Instructions to follow: Copy out all the entries word for word.

Extracted data:

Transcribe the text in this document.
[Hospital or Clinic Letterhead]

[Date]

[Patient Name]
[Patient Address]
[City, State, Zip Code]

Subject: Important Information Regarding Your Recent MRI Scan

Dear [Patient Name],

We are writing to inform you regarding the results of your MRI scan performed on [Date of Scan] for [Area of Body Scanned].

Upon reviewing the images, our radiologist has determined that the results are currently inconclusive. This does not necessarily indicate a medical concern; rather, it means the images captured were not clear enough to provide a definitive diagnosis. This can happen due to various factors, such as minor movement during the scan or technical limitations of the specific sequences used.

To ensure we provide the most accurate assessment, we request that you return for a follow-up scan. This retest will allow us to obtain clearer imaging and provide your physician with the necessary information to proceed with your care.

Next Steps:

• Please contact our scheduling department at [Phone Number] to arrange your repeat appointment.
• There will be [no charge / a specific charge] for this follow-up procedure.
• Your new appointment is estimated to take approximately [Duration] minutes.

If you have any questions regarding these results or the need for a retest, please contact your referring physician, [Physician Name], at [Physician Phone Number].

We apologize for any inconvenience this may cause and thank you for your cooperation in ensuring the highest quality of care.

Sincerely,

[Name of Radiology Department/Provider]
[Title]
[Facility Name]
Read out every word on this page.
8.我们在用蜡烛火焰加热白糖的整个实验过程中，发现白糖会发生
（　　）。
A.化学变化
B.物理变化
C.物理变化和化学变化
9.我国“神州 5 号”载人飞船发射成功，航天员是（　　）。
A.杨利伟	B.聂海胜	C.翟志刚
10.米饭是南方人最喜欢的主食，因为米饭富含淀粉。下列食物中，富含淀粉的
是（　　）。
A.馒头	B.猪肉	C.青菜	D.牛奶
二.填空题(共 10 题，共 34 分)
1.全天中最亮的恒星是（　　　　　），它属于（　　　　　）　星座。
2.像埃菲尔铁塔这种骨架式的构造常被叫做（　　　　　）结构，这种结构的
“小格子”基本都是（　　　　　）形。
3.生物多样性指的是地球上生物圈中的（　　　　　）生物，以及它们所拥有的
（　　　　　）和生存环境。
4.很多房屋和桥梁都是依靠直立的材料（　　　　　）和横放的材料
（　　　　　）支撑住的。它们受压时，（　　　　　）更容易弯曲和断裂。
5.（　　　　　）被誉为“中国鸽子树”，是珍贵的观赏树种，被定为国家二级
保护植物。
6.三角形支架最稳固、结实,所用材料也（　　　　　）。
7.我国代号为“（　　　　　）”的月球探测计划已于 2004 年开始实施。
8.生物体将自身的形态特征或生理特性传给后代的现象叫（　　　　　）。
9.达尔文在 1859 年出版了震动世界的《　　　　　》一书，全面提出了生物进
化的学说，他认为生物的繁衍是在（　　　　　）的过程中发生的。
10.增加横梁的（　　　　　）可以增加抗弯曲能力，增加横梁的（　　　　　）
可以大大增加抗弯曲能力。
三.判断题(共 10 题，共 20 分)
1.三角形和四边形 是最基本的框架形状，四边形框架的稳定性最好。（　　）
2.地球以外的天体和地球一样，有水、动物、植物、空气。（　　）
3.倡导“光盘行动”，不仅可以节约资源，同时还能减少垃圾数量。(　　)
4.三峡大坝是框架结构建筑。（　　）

Problem solution:
Transcribe the text in this document.
[Hospital or Clinic Letterhead]

[Date]

[Patient Name]
[Patient Address]
[City, State, Zip Code]

Subject: Important Information Regarding Your Recent MRI Scan

Dear [Patient Name],

We are writing to inform you regarding the results of your MRI scan performed on [Date of Scan] for [Area of Body Scanned].

Upon reviewing the images, our radiologist has determined that the results are currently inconclusive. This does not necessarily indicate a medical concern; rather, it means the images captured were not clear enough to provide a definitive diagnosis. This can happen due to various factors, such as minor movement during the scan or technical limitations of the specific sequences used.

To ensure we provide the most accurate assessment, we request that you return for a follow-up scan. This retest will allow us to obtain clearer imaging and provide your physician with the necessary information to proceed with your care.

Next Steps:

• Please contact our scheduling department at [Phone Number] to arrange your repeat appointment.
• There will be [no charge / a specific charge] for this follow-up procedure.
• Your new appointment is estimated to take approximately [Duration] minutes.

If you have any questions regarding these results or the need for a retest, please contact your referring physician, [Physician Name], at [Physician Phone Number].

We apologize for any inconvenience this may cause and thank you for your cooperation in ensuring the highest quality of care.

Sincerely,

[Name of Radiology Department/Provider]
[Title]
[Facility Name]
Read out every word on this page.
8.我们在用蜡烛火焰加热白糖的整个实验过程中，发现白糖会发生
（　　）。
A.化学变化
B.物理变化
C.物理变化和化学变化
9.我国“神州 5 号”载人飞船发射成功，航天员是（　　）。
A.杨利伟	B.聂海胜	C.翟志刚
10.米饭是南方人最喜欢的主食，因为米饭富含淀粉。下列食物中，富含淀粉的
是（　　）。
A.馒头	B.猪肉	C.青菜	D.牛奶
二.填空题(共 10 题，共 34 分)
1.全天中最亮的恒星是（　　　　　），它属于（　　　　　）　星座。
2.像埃菲尔铁塔这种骨架式的构造常被叫做（　　　　　）结构，这种结构的
“小格子”基本都是（　　　　　）形。
3.生物多样性指的是地球上生物圈中的（　　　　　）生物，以及它们所拥有的
（　　　　　）和生存环境。
4.很多房屋和桥梁都是依靠直立的材料（　　　　　）和横放的材料
（　　　　　）支撑住的。它们受压时，（　　　　　）更容易弯曲和断裂。
5.（　　　　　）被誉为“中国鸽子树”，是珍贵的观赏树种，被定为国家二级
保护植物。
6.三角形支架最稳固、结实,所用材料也（　　　　　）。
7.我国代号为“（　　　　　）”的月球探测计划已于 2004 年开始实施。
8.生物体将自身的形态特征或生理特性传给后代的现象叫（　　　　　）。
9.达尔文在 1859 年出版了震动世界的《　　　　　》一书，全面提出了生物进
化的学说，他认为生物的繁衍是在（　　　　　）的过程中发生的。
10.增加横梁的（　　　　　）可以增加抗弯曲能力，增加横梁的（　　　　　）
可以大大增加抗弯曲能力。
三.判断题(共 10 题，共 20 分)
1.三角形和四边形 是最基本的框架形状，四边形框架的稳定性最好。（　　）
2.地球以外的天体和地球一样，有水、动物、植物、空气。（　　）
3.倡导“光盘行动”，不仅可以节约资源，同时还能减少垃圾数量。(　　)
4.三峡大坝是框架结构建筑。（　　）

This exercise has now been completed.